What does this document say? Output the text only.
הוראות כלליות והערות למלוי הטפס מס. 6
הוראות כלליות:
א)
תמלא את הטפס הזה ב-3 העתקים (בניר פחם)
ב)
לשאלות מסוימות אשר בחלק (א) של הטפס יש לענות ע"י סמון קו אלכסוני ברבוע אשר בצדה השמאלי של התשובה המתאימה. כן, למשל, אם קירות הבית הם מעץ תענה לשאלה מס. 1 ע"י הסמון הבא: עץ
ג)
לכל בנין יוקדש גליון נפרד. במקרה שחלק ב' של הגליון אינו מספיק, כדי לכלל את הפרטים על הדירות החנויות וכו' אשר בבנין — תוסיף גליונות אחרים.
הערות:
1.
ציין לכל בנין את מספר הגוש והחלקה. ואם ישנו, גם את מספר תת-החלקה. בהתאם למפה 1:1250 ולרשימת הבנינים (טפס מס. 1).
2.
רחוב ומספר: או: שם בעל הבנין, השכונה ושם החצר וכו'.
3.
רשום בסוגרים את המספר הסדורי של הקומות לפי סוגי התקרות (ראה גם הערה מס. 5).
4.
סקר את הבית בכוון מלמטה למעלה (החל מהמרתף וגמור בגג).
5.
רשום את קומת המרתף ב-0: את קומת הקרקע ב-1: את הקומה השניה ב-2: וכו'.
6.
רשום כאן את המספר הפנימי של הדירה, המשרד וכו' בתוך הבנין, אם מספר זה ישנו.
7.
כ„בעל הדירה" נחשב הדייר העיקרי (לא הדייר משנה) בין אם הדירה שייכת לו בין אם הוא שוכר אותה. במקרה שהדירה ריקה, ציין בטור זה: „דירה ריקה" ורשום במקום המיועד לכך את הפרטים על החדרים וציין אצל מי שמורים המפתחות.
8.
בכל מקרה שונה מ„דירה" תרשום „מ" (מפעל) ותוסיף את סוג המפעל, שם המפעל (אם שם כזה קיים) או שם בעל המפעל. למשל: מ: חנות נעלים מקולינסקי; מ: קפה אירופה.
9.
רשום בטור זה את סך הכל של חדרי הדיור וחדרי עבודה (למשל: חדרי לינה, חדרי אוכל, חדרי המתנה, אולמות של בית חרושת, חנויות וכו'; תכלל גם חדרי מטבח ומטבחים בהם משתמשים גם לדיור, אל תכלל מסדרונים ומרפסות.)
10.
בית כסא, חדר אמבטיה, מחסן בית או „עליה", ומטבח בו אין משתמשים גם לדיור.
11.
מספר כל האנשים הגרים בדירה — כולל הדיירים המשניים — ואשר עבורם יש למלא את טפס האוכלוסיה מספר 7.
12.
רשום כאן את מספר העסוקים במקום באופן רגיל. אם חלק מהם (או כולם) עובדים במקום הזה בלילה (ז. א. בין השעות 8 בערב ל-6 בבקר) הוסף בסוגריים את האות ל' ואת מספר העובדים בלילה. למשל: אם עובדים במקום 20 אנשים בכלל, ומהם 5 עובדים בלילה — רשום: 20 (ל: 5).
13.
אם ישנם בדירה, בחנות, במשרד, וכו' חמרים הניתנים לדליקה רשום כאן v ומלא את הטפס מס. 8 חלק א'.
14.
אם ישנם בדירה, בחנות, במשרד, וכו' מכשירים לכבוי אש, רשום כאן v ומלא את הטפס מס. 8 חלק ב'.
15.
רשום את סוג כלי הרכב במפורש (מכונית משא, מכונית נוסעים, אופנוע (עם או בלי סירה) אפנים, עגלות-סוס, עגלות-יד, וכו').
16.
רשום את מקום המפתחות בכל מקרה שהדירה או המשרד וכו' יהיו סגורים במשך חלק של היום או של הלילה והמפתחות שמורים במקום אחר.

- - - - - - -

WHAT YOU WILL DO.
Without omitting anything, output the entries exactly.

THE COMPLETED TASK.
What does this document say? Output the text only.
הוראות כלליות והערות למלוי הטפס מס. 6
הוראות כלליות:
א)
תמלא את הטפס הזה ב-3 העתקים (בניר פחם)
ב)
לשאלות מסוימות אשר בחלק (א) של הטפס יש לענות ע"י סמון קו אלכסוני ברבוע אשר בצדה השמאלי של התשובה המתאימה. כן, למשל, אם קירות הבית הם מעץ תענה לשאלה מס. 1 ע"י הסמון הבא: עץ
ג)
לכל בנין יוקדש גליון נפרד. במקרה שחלק ב' של הגליון אינו מספיק, כדי לכלל את הפרטים על הדירות החנויות וכו' אשר בבנין — תוסיף גליונות אחרים.
הערות:
1.
ציין לכל בנין את מספר הגוש והחלקה. ואם ישנו, גם את מספר תת-החלקה. בהתאם למפה 1:1250 ולרשימת הבנינים (טפס מס. 1).
2.
רחוב ומספר: או: שם בעל הבנין, השכונה ושם החצר וכו'.
3.
רשום בסוגרים את המספר הסדורי של הקומות לפי סוגי התקרות (ראה גם הערה מס. 5).
4.
סקר את הבית בכוון מלמטה למעלה (החל מהמרתף וגמור בגג).
5.
רשום את קומת המרתף ב-0: את קומת הקרקע ב-1: את הקומה השניה ב-2: וכו'.
6.
רשום כאן את המספר הפנימי של הדירה, המשרד וכו' בתוך הבנין, אם מספר זה ישנו.
7.
כ„בעל הדירה" נחשב הדייר העיקרי (לא הדייר משנה) בין אם הדירה שייכת לו בין אם הוא שוכר אותה. במקרה שהדירה ריקה, ציין בטור זה: „דירה ריקה" ורשום במקום המיועד לכך את הפרטים על החדרים וציין אצל מי שמורים המפתחות.
8.
בכל מקרה שונה מ„דירה" תרשום „מ" (מפעל) ותוסיף את סוג המפעל, שם המפעל (אם שם כזה קיים) או שם בעל המפעל. למשל: מ: חנות נעלים מקולינסקי; מ: קפה אירופה.
9.
רשום בטור זה את סך הכל של חדרי הדיור וחדרי עבודה (למשל: חדרי לינה, חדרי אוכל, חדרי המתנה, אולמות של בית חרושת, חנויות וכו'; תכלל גם חדרי מטבח ומטבחים בהם משתמשים גם לדיור, אל תכלל מסדרונים ומרפסות.)
10.
בית כסא, חדר אמבטיה, מחסן בית או „עליה", ומטבח בו אין משתמשים גם לדיור.
11.
מספר כל האנשים הגרים בדירה — כולל הדיירים המשניים — ואשר עבורם יש למלא את טפס האוכלוסיה מספר 7.
12.
רשום כאן את מספר העסוקים במקום באופן רגיל. אם חלק מהם (או כולם) עובדים במקום הזה בלילה (ז. א. בין השעות 8 בערב ל-6 בבקר) הוסף בסוגריים את האות ל' ואת מספר העובדים בלילה. למשל: אם עובדים במקום 20 אנשים בכלל, ומהם 5 עובדים בלילה — רשום: 20 (ל: 5).
13.
אם ישנם בדירה, בחנות, במשרד, וכו' חמרים הניתנים לדליקה רשום כאן v ומלא את הטפס מס. 8 חלק א'.
14.
אם ישנם בדירה, בחנות, במשרד, וכו' מכשירים לכבוי אש, רשום כאן v ומלא את הטפס מס. 8 חלק ב'.
15.
רשום את סוג כלי הרכב במפורש (מכונית משא, מכונית נוסעים, אופנוע (עם או בלי סירה) אפנים, עגלות-סוס, עגלות-יד, וכו').
16.
רשום את מקום המפתחות בכל מקרה שהדירה או המשרד וכו' יהיו סגורים במשך חלק של היום או של הלילה והמפתחות שמורים במקום אחר.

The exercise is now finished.